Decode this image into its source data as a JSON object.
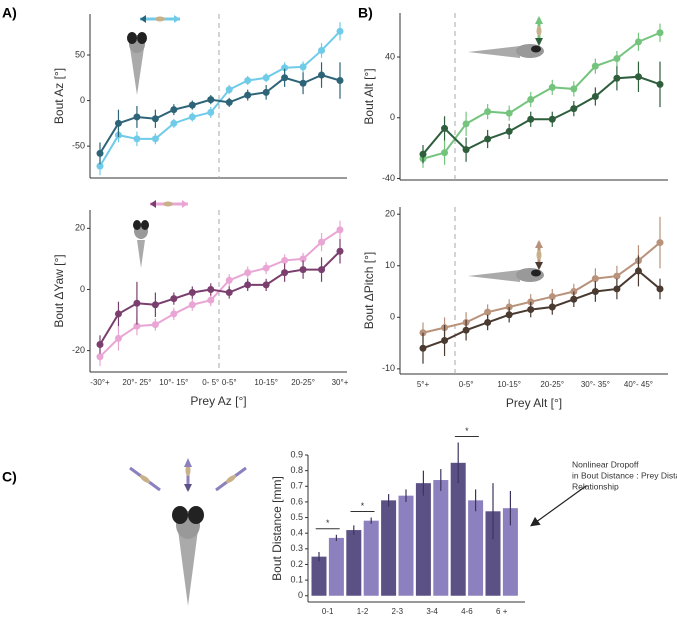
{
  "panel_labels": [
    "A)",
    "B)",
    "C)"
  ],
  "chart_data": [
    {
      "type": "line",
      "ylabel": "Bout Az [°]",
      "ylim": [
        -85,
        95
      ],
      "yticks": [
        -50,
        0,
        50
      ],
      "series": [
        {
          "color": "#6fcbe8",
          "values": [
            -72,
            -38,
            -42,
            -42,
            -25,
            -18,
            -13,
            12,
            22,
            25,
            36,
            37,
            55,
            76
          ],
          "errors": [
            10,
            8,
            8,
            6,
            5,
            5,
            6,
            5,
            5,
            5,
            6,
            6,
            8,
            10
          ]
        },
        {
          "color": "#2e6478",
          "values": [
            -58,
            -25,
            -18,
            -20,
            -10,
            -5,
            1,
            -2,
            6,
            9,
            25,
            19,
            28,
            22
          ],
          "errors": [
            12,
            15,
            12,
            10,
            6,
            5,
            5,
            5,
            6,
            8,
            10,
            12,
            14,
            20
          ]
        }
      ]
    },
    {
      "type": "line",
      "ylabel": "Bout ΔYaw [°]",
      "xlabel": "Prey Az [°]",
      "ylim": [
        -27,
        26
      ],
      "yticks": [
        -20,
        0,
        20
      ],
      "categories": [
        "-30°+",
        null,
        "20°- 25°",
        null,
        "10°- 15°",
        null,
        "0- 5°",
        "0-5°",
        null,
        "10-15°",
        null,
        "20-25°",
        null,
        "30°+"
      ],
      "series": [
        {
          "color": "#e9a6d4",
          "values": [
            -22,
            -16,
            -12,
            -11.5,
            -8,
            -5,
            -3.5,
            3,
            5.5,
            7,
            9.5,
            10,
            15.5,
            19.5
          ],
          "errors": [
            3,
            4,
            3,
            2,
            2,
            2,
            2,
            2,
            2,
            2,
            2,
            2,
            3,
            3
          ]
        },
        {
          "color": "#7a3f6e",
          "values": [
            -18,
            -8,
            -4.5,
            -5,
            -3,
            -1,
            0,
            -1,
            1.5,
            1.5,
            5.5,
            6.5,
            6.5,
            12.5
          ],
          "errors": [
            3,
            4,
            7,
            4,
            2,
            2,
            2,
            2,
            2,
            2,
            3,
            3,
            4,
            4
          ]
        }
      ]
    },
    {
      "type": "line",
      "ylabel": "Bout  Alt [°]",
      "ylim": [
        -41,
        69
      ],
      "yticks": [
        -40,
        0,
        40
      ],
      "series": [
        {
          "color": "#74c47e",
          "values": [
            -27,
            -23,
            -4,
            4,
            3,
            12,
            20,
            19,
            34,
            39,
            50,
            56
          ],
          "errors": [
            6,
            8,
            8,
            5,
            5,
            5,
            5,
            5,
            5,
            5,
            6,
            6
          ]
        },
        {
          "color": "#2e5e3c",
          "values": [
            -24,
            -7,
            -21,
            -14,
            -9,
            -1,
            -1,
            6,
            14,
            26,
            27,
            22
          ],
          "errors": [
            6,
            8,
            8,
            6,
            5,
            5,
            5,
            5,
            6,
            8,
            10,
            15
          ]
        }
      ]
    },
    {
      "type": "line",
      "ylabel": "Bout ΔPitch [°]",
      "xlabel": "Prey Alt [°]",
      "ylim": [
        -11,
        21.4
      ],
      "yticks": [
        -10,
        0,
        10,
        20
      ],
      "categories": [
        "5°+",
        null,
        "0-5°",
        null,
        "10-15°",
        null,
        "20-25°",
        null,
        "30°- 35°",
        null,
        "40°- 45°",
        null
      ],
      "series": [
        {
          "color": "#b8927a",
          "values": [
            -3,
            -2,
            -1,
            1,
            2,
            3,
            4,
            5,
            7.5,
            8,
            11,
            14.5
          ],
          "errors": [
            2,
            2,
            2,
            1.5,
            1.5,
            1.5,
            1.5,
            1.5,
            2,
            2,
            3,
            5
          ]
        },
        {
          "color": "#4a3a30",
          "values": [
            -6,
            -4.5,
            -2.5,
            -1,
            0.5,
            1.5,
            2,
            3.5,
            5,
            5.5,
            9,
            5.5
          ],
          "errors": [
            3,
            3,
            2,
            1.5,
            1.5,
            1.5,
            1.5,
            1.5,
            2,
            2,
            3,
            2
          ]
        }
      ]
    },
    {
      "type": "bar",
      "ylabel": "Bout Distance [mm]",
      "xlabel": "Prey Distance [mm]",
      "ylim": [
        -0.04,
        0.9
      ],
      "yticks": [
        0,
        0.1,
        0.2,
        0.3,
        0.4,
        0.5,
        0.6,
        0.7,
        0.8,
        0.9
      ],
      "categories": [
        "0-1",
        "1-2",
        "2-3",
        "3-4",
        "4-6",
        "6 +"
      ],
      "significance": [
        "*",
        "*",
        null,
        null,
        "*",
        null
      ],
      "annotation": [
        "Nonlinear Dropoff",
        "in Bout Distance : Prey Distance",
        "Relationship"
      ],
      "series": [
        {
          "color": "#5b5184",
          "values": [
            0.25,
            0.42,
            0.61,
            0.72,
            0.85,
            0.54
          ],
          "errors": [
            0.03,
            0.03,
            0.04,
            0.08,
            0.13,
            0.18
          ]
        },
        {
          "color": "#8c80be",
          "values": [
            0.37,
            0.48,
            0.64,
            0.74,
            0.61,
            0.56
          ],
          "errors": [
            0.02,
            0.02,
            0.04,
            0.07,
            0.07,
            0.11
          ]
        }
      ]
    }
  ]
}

★ ★ ★ ★ ★ ★ ★

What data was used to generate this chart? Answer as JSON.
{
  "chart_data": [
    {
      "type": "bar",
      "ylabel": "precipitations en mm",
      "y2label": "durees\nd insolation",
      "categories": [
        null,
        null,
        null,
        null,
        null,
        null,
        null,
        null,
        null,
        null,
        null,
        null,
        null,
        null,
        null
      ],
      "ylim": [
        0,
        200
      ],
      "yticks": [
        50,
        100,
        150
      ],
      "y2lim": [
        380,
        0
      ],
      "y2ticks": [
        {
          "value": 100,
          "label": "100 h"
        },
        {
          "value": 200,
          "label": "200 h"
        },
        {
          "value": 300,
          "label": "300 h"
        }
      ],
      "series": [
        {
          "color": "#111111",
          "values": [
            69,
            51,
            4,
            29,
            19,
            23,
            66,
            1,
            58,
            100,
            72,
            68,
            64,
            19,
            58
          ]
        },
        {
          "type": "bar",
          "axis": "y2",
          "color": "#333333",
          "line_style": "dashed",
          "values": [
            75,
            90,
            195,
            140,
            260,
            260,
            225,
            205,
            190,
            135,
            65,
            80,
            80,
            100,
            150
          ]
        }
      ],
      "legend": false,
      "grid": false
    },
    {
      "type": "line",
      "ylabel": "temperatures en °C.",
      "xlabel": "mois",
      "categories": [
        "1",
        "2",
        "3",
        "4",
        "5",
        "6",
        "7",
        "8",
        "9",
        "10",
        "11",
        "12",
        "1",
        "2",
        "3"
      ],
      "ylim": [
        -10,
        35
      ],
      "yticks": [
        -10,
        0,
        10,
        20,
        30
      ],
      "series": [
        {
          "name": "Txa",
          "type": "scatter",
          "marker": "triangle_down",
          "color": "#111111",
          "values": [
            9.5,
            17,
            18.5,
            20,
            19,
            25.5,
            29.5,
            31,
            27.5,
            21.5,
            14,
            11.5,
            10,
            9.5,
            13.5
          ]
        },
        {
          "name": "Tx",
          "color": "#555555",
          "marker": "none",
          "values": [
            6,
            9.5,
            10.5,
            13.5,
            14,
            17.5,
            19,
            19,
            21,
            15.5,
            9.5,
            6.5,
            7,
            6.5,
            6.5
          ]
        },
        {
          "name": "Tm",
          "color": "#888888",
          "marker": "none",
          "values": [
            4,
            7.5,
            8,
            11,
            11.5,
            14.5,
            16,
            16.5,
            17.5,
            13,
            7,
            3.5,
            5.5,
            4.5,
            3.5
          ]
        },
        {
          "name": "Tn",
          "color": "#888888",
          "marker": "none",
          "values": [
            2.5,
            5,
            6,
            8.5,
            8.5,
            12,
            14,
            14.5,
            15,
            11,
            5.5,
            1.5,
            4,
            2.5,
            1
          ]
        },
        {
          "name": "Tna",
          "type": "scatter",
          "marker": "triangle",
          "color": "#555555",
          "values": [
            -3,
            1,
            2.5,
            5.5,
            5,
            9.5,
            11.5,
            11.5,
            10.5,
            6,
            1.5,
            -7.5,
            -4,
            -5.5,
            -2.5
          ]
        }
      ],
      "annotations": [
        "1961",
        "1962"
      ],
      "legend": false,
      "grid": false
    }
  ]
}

★ ★ ★ ★ ★ ★ ★

= YOUR GOAL =
Identify each line containing the string "this" and copy it out.

= CORRECT OUTPUT =
Decode this image into its source data as a JSON object.
What data was used to generate this chart? Answer as JSON.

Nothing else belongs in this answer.